Интересно, что эти драматургические опыты в целом были противопоставлены современному им театральному контексту. Российская сцена по сравнению с российской драмой была представлена Б. Боймерс и М.Липовецким как явление «кризисное», «тесное», «традиционное», неспособное услышать и воспринять «новое слово», идущее от движения НД. «Перформансы насилия» – это безусловно веха в осмыслении новейшей русскоязычной драматургии. Умело выстроенная и эффектная концепция книги охватывает и описывает довольно короткий временной промежуток начала 2000-х. Очень скоро герои-драматурги растеряли описанные в книге особенности, либо – как например, братья Пресняковы или Василий Сигарев вообще покинули театральное пространство. Появились новые принципиально важные для «постдраматической драмы» имена: в первую очередь Павел Пряжко и еще ряд авторов, связанных с понятием «белорусская новая волна в драматургии». Что же касается театра 2010-х годов, то его невнимание к НД объясняется на мой взгляд тенденциями развития отечественного театрального процесса, когда режиссеры «доигрывали» эпоху постмодернизма, выбирая классику и уже не делая различия между драмой и недраматическими текстами. Партитура спектакля рождалась в результате «вчитываний» в старый, хорошо всем известный литературный текст реалий собственной эпохи или же культурного и исторического опыта: в Шекспира «вчитывалась», например, эпоха застоя, в Пушкина – Фрейд, в Тургенева – Босх, в Толстого – Хайдеггер. И здесь историческая и эстетическая дистанция между режиссером и текстом главным образом и рождала поэтику спектакля. Порой же классический текст перемалывался постановщиком исходя из личной модели мира, и в текстах Гольдони или Чехова поселялись пришельцы с иных планет. Иной раз ломка происходила именно в силу страстного желания вскрыть текст и обнажить не только подлинные смыслы, но и все грани поэтики пьесы, и вот долгое блуждание в поисках истины, вариации и возвращения к началу становились спектаклем. Для подобных опытов новейшая драма просто не представляла никакого интереса, за исключением тех немногочисленных режиссерских фигур, которые искали и находили элементы своей поэтики в документальном театре.

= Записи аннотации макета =
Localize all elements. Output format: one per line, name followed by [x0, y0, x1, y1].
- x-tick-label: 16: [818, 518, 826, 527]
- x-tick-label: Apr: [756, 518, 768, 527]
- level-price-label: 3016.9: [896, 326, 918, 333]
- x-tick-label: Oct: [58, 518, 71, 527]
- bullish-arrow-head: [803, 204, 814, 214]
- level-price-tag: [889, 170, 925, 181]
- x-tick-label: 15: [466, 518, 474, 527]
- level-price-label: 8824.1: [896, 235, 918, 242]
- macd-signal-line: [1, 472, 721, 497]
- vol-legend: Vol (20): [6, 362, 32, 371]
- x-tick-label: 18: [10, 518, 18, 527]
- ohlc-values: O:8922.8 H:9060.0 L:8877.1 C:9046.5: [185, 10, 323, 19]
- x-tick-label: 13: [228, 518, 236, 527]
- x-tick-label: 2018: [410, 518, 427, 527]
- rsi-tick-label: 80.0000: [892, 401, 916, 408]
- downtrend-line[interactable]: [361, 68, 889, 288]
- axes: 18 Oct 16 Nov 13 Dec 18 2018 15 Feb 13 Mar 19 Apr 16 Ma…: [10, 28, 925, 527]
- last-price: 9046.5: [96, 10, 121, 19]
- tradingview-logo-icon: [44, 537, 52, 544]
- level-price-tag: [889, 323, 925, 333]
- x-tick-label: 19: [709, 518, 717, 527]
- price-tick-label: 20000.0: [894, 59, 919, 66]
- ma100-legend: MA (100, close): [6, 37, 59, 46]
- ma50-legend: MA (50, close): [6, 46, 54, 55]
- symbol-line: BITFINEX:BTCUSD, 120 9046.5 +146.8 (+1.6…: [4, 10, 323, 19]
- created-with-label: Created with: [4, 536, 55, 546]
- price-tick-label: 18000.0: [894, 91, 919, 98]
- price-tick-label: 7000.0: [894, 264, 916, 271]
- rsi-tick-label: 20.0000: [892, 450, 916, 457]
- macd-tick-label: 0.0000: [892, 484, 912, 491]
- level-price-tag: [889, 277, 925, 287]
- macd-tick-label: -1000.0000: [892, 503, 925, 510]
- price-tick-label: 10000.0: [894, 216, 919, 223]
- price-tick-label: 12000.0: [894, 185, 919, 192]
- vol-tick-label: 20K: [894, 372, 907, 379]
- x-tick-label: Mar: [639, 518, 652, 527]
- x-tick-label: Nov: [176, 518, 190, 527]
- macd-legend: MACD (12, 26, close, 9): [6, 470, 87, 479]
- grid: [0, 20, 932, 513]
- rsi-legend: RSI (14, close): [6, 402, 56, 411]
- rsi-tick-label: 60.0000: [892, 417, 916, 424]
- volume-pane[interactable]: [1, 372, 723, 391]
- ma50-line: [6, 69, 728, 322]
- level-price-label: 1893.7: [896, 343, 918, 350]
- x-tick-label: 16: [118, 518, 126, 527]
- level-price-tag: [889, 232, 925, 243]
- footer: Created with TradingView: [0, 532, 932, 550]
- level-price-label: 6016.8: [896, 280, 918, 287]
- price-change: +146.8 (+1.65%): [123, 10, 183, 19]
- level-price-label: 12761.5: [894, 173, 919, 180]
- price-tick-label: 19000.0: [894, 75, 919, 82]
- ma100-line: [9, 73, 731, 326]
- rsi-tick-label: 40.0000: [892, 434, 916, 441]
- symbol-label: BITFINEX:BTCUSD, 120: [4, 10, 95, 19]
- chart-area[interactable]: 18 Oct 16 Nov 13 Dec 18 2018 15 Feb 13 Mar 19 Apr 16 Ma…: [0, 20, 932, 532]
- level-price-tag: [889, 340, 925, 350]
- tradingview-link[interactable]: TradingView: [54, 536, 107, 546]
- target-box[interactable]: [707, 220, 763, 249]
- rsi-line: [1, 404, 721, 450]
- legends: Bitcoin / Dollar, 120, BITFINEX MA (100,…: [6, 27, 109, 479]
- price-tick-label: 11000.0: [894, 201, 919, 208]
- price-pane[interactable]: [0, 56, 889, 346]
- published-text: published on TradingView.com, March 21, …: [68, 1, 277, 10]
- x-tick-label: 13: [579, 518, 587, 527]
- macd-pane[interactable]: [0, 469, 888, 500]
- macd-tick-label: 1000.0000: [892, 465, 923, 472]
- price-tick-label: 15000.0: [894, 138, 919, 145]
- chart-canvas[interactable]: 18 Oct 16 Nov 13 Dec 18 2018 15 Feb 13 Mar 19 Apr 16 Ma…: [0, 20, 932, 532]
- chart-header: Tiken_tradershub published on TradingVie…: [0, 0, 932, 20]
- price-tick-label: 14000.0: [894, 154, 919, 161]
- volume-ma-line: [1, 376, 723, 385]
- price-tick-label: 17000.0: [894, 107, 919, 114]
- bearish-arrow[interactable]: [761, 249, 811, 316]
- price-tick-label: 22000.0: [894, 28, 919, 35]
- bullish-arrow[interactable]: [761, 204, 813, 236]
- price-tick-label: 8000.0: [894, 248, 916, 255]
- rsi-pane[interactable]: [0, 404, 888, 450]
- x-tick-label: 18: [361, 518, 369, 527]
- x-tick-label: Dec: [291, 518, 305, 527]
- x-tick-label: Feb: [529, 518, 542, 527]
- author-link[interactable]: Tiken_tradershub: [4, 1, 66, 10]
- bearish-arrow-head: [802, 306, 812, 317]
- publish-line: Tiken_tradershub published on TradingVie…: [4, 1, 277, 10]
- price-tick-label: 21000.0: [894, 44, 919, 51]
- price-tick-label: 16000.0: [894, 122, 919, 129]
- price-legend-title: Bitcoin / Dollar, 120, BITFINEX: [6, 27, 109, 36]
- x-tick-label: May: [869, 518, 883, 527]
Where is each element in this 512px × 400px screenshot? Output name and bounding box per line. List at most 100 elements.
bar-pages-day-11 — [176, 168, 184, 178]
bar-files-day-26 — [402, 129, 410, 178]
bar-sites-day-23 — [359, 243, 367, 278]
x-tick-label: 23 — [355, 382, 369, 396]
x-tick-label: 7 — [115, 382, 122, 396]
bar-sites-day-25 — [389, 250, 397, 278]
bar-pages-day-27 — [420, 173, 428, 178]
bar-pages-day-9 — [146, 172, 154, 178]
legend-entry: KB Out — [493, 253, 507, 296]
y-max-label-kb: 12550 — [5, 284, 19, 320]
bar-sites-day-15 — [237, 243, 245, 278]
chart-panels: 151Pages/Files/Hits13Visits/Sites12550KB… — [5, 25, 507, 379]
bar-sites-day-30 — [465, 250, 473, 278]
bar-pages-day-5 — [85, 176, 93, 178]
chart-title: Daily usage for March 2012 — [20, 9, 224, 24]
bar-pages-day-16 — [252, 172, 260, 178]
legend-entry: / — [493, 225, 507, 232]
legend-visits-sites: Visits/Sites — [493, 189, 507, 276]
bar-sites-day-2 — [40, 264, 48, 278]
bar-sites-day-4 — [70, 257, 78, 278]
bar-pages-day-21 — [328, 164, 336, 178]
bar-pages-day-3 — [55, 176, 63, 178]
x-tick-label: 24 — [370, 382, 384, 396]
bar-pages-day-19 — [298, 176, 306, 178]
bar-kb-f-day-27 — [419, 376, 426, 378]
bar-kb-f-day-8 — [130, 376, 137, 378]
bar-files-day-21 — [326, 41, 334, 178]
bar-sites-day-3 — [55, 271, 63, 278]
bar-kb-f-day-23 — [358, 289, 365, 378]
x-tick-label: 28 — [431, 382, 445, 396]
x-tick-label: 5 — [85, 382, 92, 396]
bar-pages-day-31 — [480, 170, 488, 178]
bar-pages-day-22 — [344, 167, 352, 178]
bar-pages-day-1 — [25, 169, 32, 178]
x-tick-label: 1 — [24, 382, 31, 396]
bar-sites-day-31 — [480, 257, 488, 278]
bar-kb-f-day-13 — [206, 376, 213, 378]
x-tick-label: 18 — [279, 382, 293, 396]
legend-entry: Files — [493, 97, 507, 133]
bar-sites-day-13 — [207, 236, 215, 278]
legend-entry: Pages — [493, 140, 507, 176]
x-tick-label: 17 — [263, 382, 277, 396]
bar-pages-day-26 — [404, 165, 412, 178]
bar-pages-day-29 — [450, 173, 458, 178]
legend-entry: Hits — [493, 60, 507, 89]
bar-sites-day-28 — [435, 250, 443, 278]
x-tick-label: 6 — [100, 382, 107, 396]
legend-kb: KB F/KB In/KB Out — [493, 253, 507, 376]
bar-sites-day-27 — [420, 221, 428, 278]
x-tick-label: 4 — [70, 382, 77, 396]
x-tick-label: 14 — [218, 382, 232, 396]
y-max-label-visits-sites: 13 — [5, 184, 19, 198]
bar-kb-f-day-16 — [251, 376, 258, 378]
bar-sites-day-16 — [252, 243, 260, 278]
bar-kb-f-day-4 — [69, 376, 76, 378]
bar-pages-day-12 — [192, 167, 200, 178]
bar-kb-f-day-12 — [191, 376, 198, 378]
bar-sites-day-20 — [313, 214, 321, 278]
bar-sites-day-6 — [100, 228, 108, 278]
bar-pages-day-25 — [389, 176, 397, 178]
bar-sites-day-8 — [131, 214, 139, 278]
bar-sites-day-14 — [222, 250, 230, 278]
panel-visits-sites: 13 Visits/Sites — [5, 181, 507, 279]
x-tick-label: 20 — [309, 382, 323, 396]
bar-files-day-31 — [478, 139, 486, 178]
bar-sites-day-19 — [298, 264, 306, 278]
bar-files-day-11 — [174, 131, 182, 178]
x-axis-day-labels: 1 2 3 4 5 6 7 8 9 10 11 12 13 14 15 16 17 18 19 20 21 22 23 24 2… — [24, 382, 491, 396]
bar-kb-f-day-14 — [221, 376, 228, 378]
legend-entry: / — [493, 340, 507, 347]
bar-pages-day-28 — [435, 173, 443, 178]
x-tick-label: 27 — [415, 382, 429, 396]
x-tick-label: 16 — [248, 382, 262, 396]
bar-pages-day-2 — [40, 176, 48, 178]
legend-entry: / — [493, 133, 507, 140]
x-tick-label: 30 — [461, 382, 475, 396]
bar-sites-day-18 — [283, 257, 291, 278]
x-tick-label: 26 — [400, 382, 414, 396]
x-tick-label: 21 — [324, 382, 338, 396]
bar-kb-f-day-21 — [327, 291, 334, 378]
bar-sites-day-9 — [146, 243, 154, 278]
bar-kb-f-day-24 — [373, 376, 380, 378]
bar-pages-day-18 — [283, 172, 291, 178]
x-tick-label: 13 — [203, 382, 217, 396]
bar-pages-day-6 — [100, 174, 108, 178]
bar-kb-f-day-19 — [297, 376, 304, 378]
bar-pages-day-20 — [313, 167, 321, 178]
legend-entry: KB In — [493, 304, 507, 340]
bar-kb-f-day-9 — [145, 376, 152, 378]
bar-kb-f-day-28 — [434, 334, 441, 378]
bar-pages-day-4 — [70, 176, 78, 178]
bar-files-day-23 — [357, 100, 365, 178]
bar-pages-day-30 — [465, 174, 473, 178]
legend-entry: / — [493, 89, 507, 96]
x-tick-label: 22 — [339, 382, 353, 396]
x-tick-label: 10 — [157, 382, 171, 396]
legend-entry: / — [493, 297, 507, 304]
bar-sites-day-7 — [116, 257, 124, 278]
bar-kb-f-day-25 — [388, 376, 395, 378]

= Задания к упражнению =
#1 Перечислите все пары из отрывка, где назван классический автор и то, что в него «вчитывалось».
#2 Процитируйте листинг с самого начала вниз до строки, содержащей «- tradingview-logo-icon: [44, 537, 52, 544]», включая обе границы.
Отрывок и листинг никак не связаны между собой.

= Ответы к заданиям =
#1 в Шекспира — эпоха застоя; в Пушкина — Фрейд; в Тургенева — Босх; в Толстого — Хайдеггер

#2
Localize all elements. Output format: one per line, name followed by [x0, y0, x1, y1].
- x-tick-label: 16: [818, 518, 826, 527]
- x-tick-label: Apr: [756, 518, 768, 527]
- level-price-label: 3016.9: [896, 326, 918, 333]
- x-tick-label: Oct: [58, 518, 71, 527]
- bullish-arrow-head: [803, 204, 814, 214]
- level-price-tag: [889, 170, 925, 181]
- x-tick-label: 15: [466, 518, 474, 527]
- level-price-label: 8824.1: [896, 235, 918, 242]
- macd-signal-line: [1, 472, 721, 497]
- vol-legend: Vol (20): [6, 362, 32, 371]
- x-tick-label: 18: [10, 518, 18, 527]
- ohlc-values: O:8922.8 H:9060.0 L:8877.1 C:9046.5: [185, 10, 323, 19]
- x-tick-label: 13: [228, 518, 236, 527]
- x-tick-label: 2018: [410, 518, 427, 527]
- rsi-tick-label: 80.0000: [892, 401, 916, 408]
- downtrend-line[interactable]: [361, 68, 889, 288]
- axes: 18 Oct 16 Nov 13 Dec 18 2018 15 Feb 13 Mar 19 Apr 16 Ma…: [10, 28, 925, 527]
- last-price: 9046.5: [96, 10, 121, 19]
- tradingview-logo-icon: [44, 537, 52, 544]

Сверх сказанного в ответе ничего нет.